All lines in the data bearing the string "this" should be identified and copied.

• [INFORMATION PROVIDED]
= = =

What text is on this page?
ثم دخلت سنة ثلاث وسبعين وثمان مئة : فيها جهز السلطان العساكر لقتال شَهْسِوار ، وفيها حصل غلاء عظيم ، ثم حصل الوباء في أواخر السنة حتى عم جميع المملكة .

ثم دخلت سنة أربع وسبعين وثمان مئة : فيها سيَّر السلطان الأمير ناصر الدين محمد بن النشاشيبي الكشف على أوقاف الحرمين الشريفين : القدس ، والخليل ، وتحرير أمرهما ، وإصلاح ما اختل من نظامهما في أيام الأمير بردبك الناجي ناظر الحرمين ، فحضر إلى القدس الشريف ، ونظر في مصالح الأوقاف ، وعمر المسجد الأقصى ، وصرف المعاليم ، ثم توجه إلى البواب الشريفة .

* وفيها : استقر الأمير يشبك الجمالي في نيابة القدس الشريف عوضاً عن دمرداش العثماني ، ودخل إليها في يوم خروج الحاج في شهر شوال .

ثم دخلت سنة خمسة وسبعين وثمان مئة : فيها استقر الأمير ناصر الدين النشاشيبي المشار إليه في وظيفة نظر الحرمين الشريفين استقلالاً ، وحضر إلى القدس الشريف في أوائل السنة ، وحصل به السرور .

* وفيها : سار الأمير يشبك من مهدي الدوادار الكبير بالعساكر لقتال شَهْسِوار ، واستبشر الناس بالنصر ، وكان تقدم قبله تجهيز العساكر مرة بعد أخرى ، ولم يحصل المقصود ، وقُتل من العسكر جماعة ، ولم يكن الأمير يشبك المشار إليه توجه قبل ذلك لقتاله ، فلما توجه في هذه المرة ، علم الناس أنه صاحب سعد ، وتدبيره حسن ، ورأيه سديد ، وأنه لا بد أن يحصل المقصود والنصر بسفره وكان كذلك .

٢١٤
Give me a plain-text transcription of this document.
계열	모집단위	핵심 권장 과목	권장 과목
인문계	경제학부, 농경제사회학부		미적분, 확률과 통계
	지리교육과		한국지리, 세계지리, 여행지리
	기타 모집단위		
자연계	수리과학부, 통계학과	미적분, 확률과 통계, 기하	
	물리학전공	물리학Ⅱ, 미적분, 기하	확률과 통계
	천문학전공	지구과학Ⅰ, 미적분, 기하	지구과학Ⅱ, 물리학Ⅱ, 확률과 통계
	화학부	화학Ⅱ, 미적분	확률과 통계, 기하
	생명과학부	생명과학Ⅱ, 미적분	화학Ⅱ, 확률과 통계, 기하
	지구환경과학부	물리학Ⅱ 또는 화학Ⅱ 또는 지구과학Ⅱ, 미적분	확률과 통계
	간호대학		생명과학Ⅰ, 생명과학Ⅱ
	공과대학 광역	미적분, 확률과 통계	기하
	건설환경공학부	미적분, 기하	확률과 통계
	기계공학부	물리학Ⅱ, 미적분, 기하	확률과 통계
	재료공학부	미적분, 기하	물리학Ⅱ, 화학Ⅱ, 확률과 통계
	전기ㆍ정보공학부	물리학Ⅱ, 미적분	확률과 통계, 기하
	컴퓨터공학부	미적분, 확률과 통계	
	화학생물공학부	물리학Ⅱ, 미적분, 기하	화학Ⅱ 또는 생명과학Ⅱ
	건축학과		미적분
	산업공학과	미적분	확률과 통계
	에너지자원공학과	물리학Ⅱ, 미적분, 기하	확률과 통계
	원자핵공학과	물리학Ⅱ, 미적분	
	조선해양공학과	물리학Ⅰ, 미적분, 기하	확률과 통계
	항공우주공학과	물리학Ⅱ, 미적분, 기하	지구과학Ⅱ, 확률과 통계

= = =

• [TASK SOLUTION]
What text is on this page?
Give me a plain-text transcription of this document.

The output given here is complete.